((

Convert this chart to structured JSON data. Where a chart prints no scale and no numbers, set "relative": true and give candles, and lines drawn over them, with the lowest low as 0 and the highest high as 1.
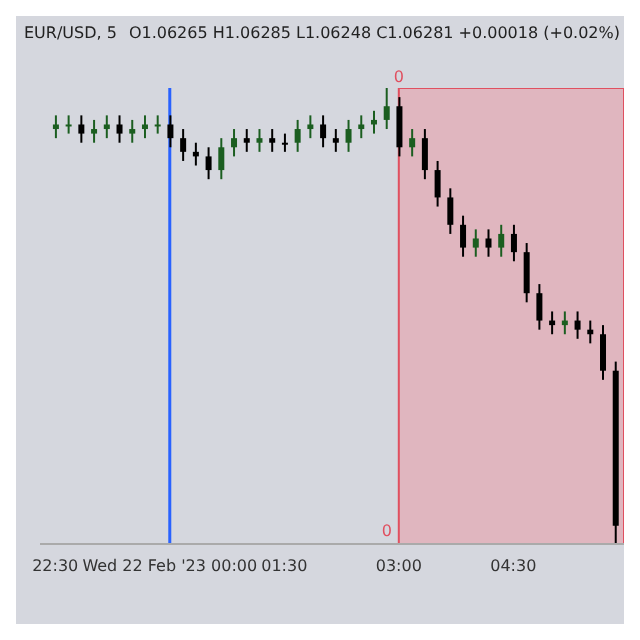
{
  "chart_data": {
    "type": "candlestick",
    "title": "EUR/USD, 5",
    "subtitle": "O1.06265  H1.06285  L1.06248  C1.06281  +0.00018 (+0.02%)",
    "relative": true,
    "x": [
      "2023-02-21T22:30",
      "2023-02-21T22:40",
      "2023-02-21T22:50",
      "2023-02-21T23:00",
      "2023-02-21T23:10",
      "2023-02-21T23:20",
      "2023-02-21T23:30",
      "2023-02-21T23:40",
      "2023-02-21T23:50",
      "2023-02-22T00:00",
      "2023-02-22T00:10",
      "2023-02-22T00:20",
      "2023-02-22T00:30",
      "2023-02-22T00:40",
      "2023-02-22T00:50",
      "2023-02-22T01:00",
      "2023-02-22T01:10",
      "2023-02-22T01:20",
      "2023-02-22T01:30",
      "2023-02-22T01:40",
      "2023-02-22T01:50",
      "2023-02-22T02:00",
      "2023-02-22T02:10",
      "2023-02-22T02:20",
      "2023-02-22T02:30",
      "2023-02-22T02:40",
      "2023-02-22T02:50",
      "2023-02-22T03:00",
      "2023-02-22T03:10",
      "2023-02-22T03:20",
      "2023-02-22T03:30",
      "2023-02-22T03:40",
      "2023-02-22T03:50",
      "2023-02-22T04:00",
      "2023-02-22T04:10",
      "2023-02-22T04:20",
      "2023-02-22T04:30",
      "2023-02-22T04:40",
      "2023-02-22T04:50",
      "2023-02-22T05:00",
      "2023-02-22T05:10",
      "2023-02-22T05:20",
      "2023-02-22T05:30",
      "2023-02-22T05:40",
      "2023-02-22T05:50"
    ],
    "ohlc": [
      [
        0.91,
        0.94,
        0.89,
        0.92
      ],
      [
        0.92,
        0.94,
        0.9,
        0.92
      ],
      [
        0.92,
        0.94,
        0.88,
        0.9
      ],
      [
        0.9,
        0.93,
        0.88,
        0.91
      ],
      [
        0.91,
        0.94,
        0.89,
        0.92
      ],
      [
        0.92,
        0.94,
        0.88,
        0.9
      ],
      [
        0.9,
        0.93,
        0.88,
        0.91
      ],
      [
        0.91,
        0.94,
        0.89,
        0.92
      ],
      [
        0.92,
        0.94,
        0.9,
        0.92
      ],
      [
        0.92,
        0.94,
        0.87,
        0.89
      ],
      [
        0.89,
        0.91,
        0.84,
        0.86
      ],
      [
        0.86,
        0.88,
        0.83,
        0.85
      ],
      [
        0.85,
        0.87,
        0.8,
        0.82
      ],
      [
        0.82,
        0.89,
        0.8,
        0.87
      ],
      [
        0.87,
        0.91,
        0.85,
        0.89
      ],
      [
        0.89,
        0.91,
        0.86,
        0.88
      ],
      [
        0.88,
        0.91,
        0.86,
        0.89
      ],
      [
        0.89,
        0.91,
        0.86,
        0.88
      ],
      [
        0.88,
        0.9,
        0.86,
        0.88
      ],
      [
        0.88,
        0.93,
        0.86,
        0.91
      ],
      [
        0.91,
        0.94,
        0.89,
        0.92
      ],
      [
        0.92,
        0.94,
        0.87,
        0.89
      ],
      [
        0.89,
        0.91,
        0.86,
        0.88
      ],
      [
        0.88,
        0.93,
        0.86,
        0.91
      ],
      [
        0.91,
        0.94,
        0.89,
        0.92
      ],
      [
        0.92,
        0.95,
        0.9,
        0.93
      ],
      [
        0.93,
        1,
        0.91,
        0.96
      ],
      [
        0.96,
        0.98,
        0.85,
        0.87
      ],
      [
        0.87,
        0.91,
        0.85,
        0.89
      ],
      [
        0.89,
        0.91,
        0.8,
        0.82
      ],
      [
        0.82,
        0.84,
        0.74,
        0.76
      ],
      [
        0.76,
        0.78,
        0.68,
        0.7
      ],
      [
        0.7,
        0.72,
        0.63,
        0.65
      ],
      [
        0.65,
        0.69,
        0.63,
        0.67
      ],
      [
        0.67,
        0.69,
        0.63,
        0.65
      ],
      [
        0.65,
        0.7,
        0.63,
        0.68
      ],
      [
        0.68,
        0.7,
        0.62,
        0.64
      ],
      [
        0.64,
        0.66,
        0.53,
        0.55
      ],
      [
        0.55,
        0.57,
        0.47,
        0.49
      ],
      [
        0.49,
        0.51,
        0.46,
        0.48
      ],
      [
        0.48,
        0.51,
        0.46,
        0.49
      ],
      [
        0.49,
        0.51,
        0.45,
        0.47
      ],
      [
        0.47,
        0.49,
        0.44,
        0.46
      ],
      [
        0.46,
        0.48,
        0.36,
        0.38
      ],
      [
        0.38,
        0.4,
        0,
        0.04
      ]
    ],
    "colors": [
      "#1b5e20",
      "#1b5e20",
      "#000000",
      "#1b5e20",
      "#1b5e20",
      "#000000",
      "#1b5e20",
      "#1b5e20",
      "#1b5e20",
      "#000000",
      "#000000",
      "#000000",
      "#000000",
      "#1b5e20",
      "#1b5e20",
      "#000000",
      "#1b5e20",
      "#000000",
      "#000000",
      "#1b5e20",
      "#1b5e20",
      "#000000",
      "#000000",
      "#1b5e20",
      "#1b5e20",
      "#1b5e20",
      "#1b5e20",
      "#000000",
      "#1b5e20",
      "#000000",
      "#000000",
      "#000000",
      "#000000",
      "#1b5e20",
      "#000000",
      "#1b5e20",
      "#000000",
      "#000000",
      "#000000",
      "#000000",
      "#1b5e20",
      "#000000",
      "#000000",
      "#000000",
      "#000000"
    ],
    "xlim": [
      "2023-02-21T22:18",
      "2023-02-22T05:57"
    ],
    "xticks": [
      {
        "value": "2023-02-21T22:30",
        "label": "22:30"
      },
      {
        "value": "2023-02-22T00:00",
        "label": "Wed 22 Feb '23  00:00"
      },
      {
        "value": "2023-02-22T01:30",
        "label": "01:30"
      },
      {
        "value": "2023-02-22T03:00",
        "label": "03:00"
      },
      {
        "value": "2023-02-22T04:30",
        "label": "04:30"
      }
    ],
    "ref_lines": [
      {
        "axis": "x",
        "value": "2023-02-22T00:00",
        "color": "#2962ff"
      }
    ],
    "bands": [
      {
        "axis": "x",
        "from": "2023-02-22T03:00",
        "to": "2023-02-22T05:57",
        "label": "0",
        "color": "#e8a0aa"
      }
    ]
  }
}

))

# Directions
All of the lines above should be retyped precisely, apart from the pictures.

# Solution
Convert this chart to structured JSON data. Where a chart prints no scale and no numbers, set "relative": true and give candles, and lines drawn over them, with the lowest low as 0 and the highest high as 1.
{
  "chart_data": {
    "type": "candlestick",
    "title": "EUR/USD, 5",
    "subtitle": "O1.06265  H1.06285  L1.06248  C1.06281  +0.00018 (+0.02%)",
    "relative": true,
    "x": [
      "2023-02-21T22:30",
      "2023-02-21T22:40",
      "2023-02-21T22:50",
      "2023-02-21T23:00",
      "2023-02-21T23:10",
      "2023-02-21T23:20",
      "2023-02-21T23:30",
      "2023-02-21T23:40",
      "2023-02-21T23:50",
      "2023-02-22T00:00",
      "2023-02-22T00:10",
      "2023-02-22T00:20",
      "2023-02-22T00:30",
      "2023-02-22T00:40",
      "2023-02-22T00:50",
      "2023-02-22T01:00",
      "2023-02-22T01:10",
      "2023-02-22T01:20",
      "2023-02-22T01:30",
      "2023-02-22T01:40",
      "2023-02-22T01:50",
      "2023-02-22T02:00",
      "2023-02-22T02:10",
      "2023-02-22T02:20",
      "2023-02-22T02:30",
      "2023-02-22T02:40",
      "2023-02-22T02:50",
      "2023-02-22T03:00",
      "2023-02-22T03:10",
      "2023-02-22T03:20",
      "2023-02-22T03:30",
      "2023-02-22T03:40",
      "2023-02-22T03:50",
      "2023-02-22T04:00",
      "2023-02-22T04:10",
      "2023-02-22T04:20",
      "2023-02-22T04:30",
      "2023-02-22T04:40",
      "2023-02-22T04:50",
      "2023-02-22T05:00",
      "2023-02-22T05:10",
      "2023-02-22T05:20",
      "2023-02-22T05:30",
      "2023-02-22T05:40",
      "2023-02-22T05:50"
    ],
    "ohlc": [
      [
        0.91,
        0.94,
        0.89,
        0.92
      ],
      [
        0.92,
        0.94,
        0.9,
        0.92
      ],
      [
        0.92,
        0.94,
        0.88,
        0.9
      ],
      [
        0.9,
        0.93,
        0.88,
        0.91
      ],
      [
        0.91,
        0.94,
        0.89,
        0.92
      ],
      [
        0.92,
        0.94,
        0.88,
        0.9
      ],
      [
        0.9,
        0.93,
        0.88,
        0.91
      ],
      [
        0.91,
        0.94,
        0.89,
        0.92
      ],
      [
        0.92,
        0.94,
        0.9,
        0.92
      ],
      [
        0.92,
        0.94,
        0.87,
        0.89
      ],
      [
        0.89,
        0.91,
        0.84,
        0.86
      ],
      [
        0.86,
        0.88,
        0.83,
        0.85
      ],
      [
        0.85,
        0.87,
        0.8,
        0.82
      ],
      [
        0.82,
        0.89,
        0.8,
        0.87
      ],
      [
        0.87,
        0.91,
        0.85,
        0.89
      ],
      [
        0.89,
        0.91,
        0.86,
        0.88
      ],
      [
        0.88,
        0.91,
        0.86,
        0.89
      ],
      [
        0.89,
        0.91,
        0.86,
        0.88
      ],
      [
        0.88,
        0.9,
        0.86,
        0.88
      ],
      [
        0.88,
        0.93,
        0.86,
        0.91
      ],
      [
        0.91,
        0.94,
        0.89,
        0.92
      ],
      [
        0.92,
        0.94,
        0.87,
        0.89
      ],
      [
        0.89,
        0.91,
        0.86,
        0.88
      ],
      [
        0.88,
        0.93,
        0.86,
        0.91
      ],
      [
        0.91,
        0.94,
        0.89,
        0.92
      ],
      [
        0.92,
        0.95,
        0.9,
        0.93
      ],
      [
        0.93,
        1,
        0.91,
        0.96
      ],
      [
        0.96,
        0.98,
        0.85,
        0.87
      ],
      [
        0.87,
        0.91,
        0.85,
        0.89
      ],
      [
        0.89,
        0.91,
        0.8,
        0.82
      ],
      [
        0.82,
        0.84,
        0.74,
        0.76
      ],
      [
        0.76,
        0.78,
        0.68,
        0.7
      ],
      [
        0.7,
        0.72,
        0.63,
        0.65
      ],
      [
        0.65,
        0.69,
        0.63,
        0.67
      ],
      [
        0.67,
        0.69,
        0.63,
        0.65
      ],
      [
        0.65,
        0.7,
        0.63,
        0.68
      ],
      [
        0.68,
        0.7,
        0.62,
        0.64
      ],
      [
        0.64,
        0.66,
        0.53,
        0.55
      ],
      [
        0.55,
        0.57,
        0.47,
        0.49
      ],
      [
        0.49,
        0.51,
        0.46,
        0.48
      ],
      [
        0.48,
        0.51,
        0.46,
        0.49
      ],
      [
        0.49,
        0.51,
        0.45,
        0.47
      ],
      [
        0.47,
        0.49,
        0.44,
        0.46
      ],
      [
        0.46,
        0.48,
        0.36,
        0.38
      ],
      [
        0.38,
        0.4,
        0,
        0.04
      ]
    ],
    "colors": [
      "#1b5e20",
      "#1b5e20",
      "#000000",
      "#1b5e20",
      "#1b5e20",
      "#000000",
      "#1b5e20",
      "#1b5e20",
      "#1b5e20",
      "#000000",
      "#000000",
      "#000000",
      "#000000",
      "#1b5e20",
      "#1b5e20",
      "#000000",
      "#1b5e20",
      "#000000",
      "#000000",
      "#1b5e20",
      "#1b5e20",
      "#000000",
      "#000000",
      "#1b5e20",
      "#1b5e20",
      "#1b5e20",
      "#1b5e20",
      "#000000",
      "#1b5e20",
      "#000000",
      "#000000",
      "#000000",
      "#000000",
      "#1b5e20",
      "#000000",
      "#1b5e20",
      "#000000",
      "#000000",
      "#000000",
      "#000000",
      "#1b5e20",
      "#000000",
      "#000000",
      "#000000",
      "#000000"
    ],
    "xlim": [
      "2023-02-21T22:18",
      "2023-02-22T05:57"
    ],
    "xticks": [
      {
        "value": "2023-02-21T22:30",
        "label": "22:30"
      },
      {
        "value": "2023-02-22T00:00",
        "label": "Wed 22 Feb '23  00:00"
      },
      {
        "value": "2023-02-22T01:30",
        "label": "01:30"
      },
      {
        "value": "2023-02-22T03:00",
        "label": "03:00"
      },
      {
        "value": "2023-02-22T04:30",
        "label": "04:30"
      }
    ],
    "ref_lines": [
      {
        "axis": "x",
        "value": "2023-02-22T00:00",
        "color": "#2962ff"
      }
    ],
    "bands": [
      {
        "axis": "x",
        "from": "2023-02-22T03:00",
        "to": "2023-02-22T05:57",
        "label": "0",
        "color": "#e8a0aa"
      }
    ]
  }
}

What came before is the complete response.